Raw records
◆ ◆ ◆ ◆

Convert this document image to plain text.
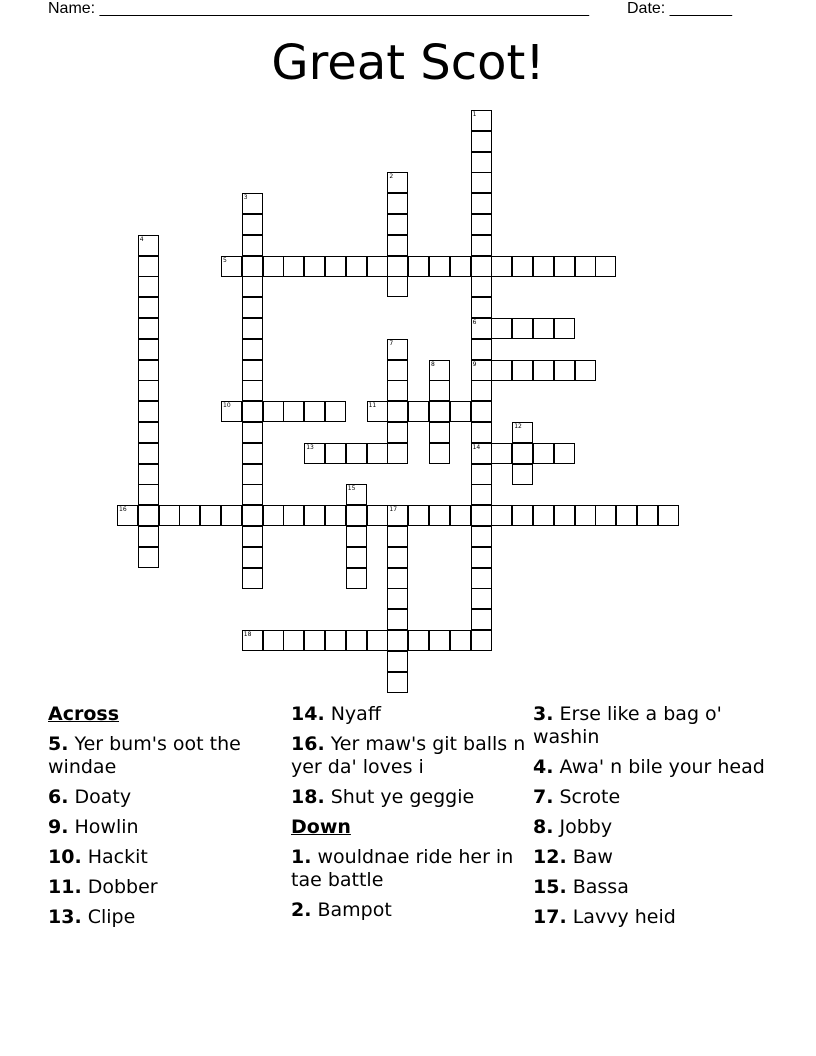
Name: _______________________________________________________ Date: _______
Great Scot!
1
2
3
4
5
6
7
8	9
10	11
12
13	14
15
16	17
18
Across
5. Yer bum's oot the windae
6. Doaty
9. Howlin
10. Hackit
11. Dobber
13. Clipe
14. Nyaff
16. Yer maw's git balls n yer da' loves i
18. Shut ye geggie
Down
1. wouldnae ride her in tae battle
2. Bampot
3. Erse like a bag o' washin
4. Awa' n bile your head
7. Scrote
8. Jobby
12. Baw
15. Bassa
17. Lavvy heid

◆ ◆ ◆ ◆

- [Your instructions] Output an exact copy of the material, with the pictures removed.

- [Output of the exercise]
Convert this document image to plain text.
Name: _______________________________________________________ Date: _______
Great Scot!
1
2
3
4
5
6
7
8	9
10	11
12
13	14
15
16	17
18
Across
5. Yer bum's oot the windae
6. Doaty
9. Howlin
10. Hackit
11. Dobber
13. Clipe
14. Nyaff
16. Yer maw's git balls n yer da' loves i
18. Shut ye geggie
Down
1. wouldnae ride her in tae battle
2. Bampot
3. Erse like a bag o' washin
4. Awa' n bile your head
7. Scrote
8. Jobby
12. Baw
15. Bassa
17. Lavvy heid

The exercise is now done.